* SUPPLIED PASSAGE

<<<<

On Oct 8, 2010, at 10:53 AM, Paul Berry wrote:

> Nick and I had a discussion about variable scoping yesterday, and we've come 
> up with a plan to get rid of the confusing aspects of variable scoping and 
> resource defaults in the long term, without putting an undue short term 
> burden on users to rework all their manifests.  The plan is based around the 
> idea of getting rid of dynamic scoping in the long run, but giving users a 
> grace period during which dynamic scoping still works, so that they can 
> gradually transition their manifests to using parameterized classes instead 
> of dynamic scoping:
> 
> 1. Fix tickets 4534, 4778, and 4427.  These are the tickets that are 
> preventing people from being able to use parameterized classes effectively 
> now.  If possible, fix them in the 2.6.x branch so that the fixes will be 
> released in 2.6.3 and people can start using parameterized classes ASAP.
> 
> 2. Add a warning to 2.7 that lets people know if when their manifests are 
> relying on dynamic scoping (and hence will break once we switch to lexical 
> scoping).  This will give users a chance to transition their manifests 
> gradually over to using parameterized classes where they used to use lexical 
> scoping.  It also gives us all time to figure out whether there are any other 
> things we were using dynamic scoping for that can't be easily accomplished 
> using parameterized classes.

>>>>

* GOAL 1
According to the email on variable scoping, in which release would fixes made in the 2.6.x branch be released?
* GOAL 2
For each statement below, say yes or no to whether the email on variable scoping agrees with it, and quote the words that decide it.
(a) The plan aims to eliminate dynamic scoping eventually.
(b) The warning about reliance on dynamic scoping is to be added in 2.6.3.
(c) Three tickets are named for fixing.
* GOAL 3
Translate this sentence from the email on variable scoping into Spanish: "These are the tickets that are preventing people from being able to use parameterized classes effectively now."

* ROWS

<<<<

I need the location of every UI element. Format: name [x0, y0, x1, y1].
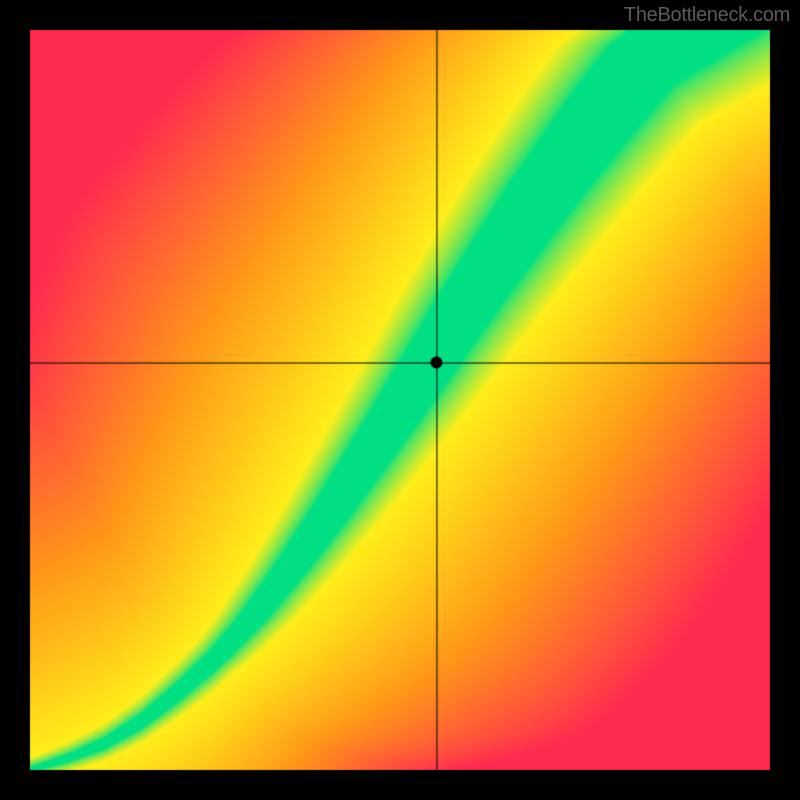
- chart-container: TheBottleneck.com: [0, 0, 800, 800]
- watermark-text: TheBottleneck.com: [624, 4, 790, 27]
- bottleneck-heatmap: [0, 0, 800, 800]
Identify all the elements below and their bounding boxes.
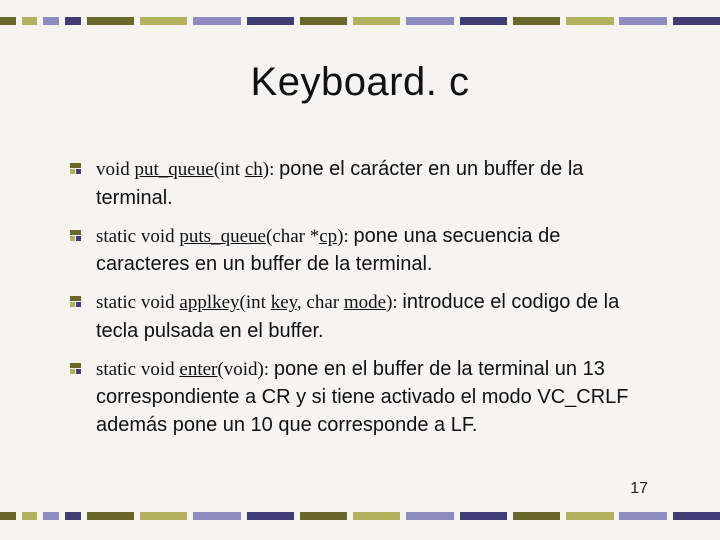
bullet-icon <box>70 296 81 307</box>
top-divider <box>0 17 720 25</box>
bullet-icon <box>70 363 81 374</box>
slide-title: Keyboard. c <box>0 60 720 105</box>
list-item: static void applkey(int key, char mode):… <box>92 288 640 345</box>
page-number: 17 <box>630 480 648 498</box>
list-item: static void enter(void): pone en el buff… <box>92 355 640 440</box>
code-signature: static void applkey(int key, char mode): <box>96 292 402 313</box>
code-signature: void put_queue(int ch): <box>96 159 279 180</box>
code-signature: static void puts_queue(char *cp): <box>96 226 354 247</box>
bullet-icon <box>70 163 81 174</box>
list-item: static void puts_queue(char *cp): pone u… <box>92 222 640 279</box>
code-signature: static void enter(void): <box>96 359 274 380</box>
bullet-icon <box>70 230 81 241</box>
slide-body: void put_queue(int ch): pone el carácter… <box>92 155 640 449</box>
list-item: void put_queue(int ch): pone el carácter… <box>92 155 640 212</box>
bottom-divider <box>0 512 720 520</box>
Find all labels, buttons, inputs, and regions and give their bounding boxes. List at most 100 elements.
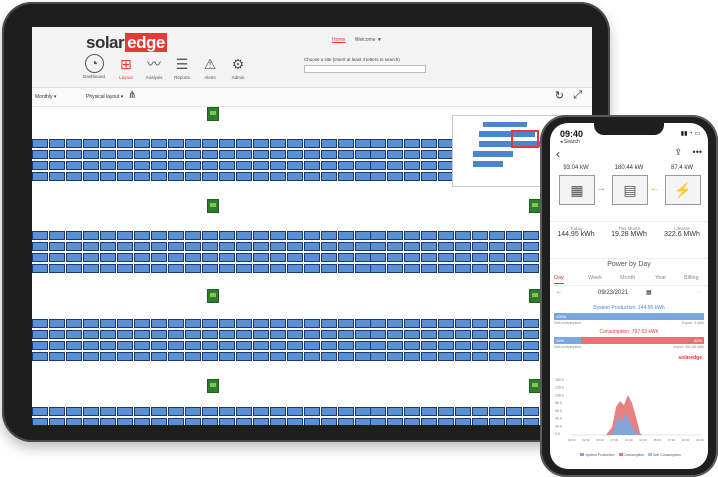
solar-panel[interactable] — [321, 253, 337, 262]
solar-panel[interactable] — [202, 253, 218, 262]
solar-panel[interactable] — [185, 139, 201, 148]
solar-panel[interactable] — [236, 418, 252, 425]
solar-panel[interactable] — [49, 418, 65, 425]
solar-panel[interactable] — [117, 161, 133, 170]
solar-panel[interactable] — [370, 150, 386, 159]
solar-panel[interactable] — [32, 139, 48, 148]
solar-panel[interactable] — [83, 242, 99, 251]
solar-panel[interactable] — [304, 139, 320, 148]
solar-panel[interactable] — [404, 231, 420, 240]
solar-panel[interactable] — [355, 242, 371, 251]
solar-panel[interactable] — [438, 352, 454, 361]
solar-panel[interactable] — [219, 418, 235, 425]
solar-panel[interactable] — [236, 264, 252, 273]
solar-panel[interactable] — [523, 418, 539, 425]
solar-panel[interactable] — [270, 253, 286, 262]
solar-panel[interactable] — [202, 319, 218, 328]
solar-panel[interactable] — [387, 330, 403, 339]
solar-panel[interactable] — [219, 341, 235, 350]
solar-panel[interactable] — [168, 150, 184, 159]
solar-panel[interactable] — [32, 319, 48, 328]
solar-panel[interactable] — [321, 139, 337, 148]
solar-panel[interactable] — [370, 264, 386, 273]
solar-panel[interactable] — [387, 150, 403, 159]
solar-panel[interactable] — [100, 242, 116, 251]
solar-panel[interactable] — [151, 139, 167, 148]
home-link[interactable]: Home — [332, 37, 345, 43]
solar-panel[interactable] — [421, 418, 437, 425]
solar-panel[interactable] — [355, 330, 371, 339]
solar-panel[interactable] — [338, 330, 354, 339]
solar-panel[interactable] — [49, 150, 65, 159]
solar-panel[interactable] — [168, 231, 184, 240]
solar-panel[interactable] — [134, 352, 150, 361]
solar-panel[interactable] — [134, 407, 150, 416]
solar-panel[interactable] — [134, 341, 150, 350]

>>>>

* CORRECT OUTPUT 1
2.6.3

* CORRECT OUTPUT 2
(a) Yes: "getting rid of dynamic scoping in the long run"
(b) No: "Add a warning to 2.7"
(c) Yes: "Fix tickets 4534, 4778, and 4427."

* CORRECT OUTPUT 3
Estos son los tickets que ahora impiden que la gente pueda usar las clases parametrizadas de manera eficaz.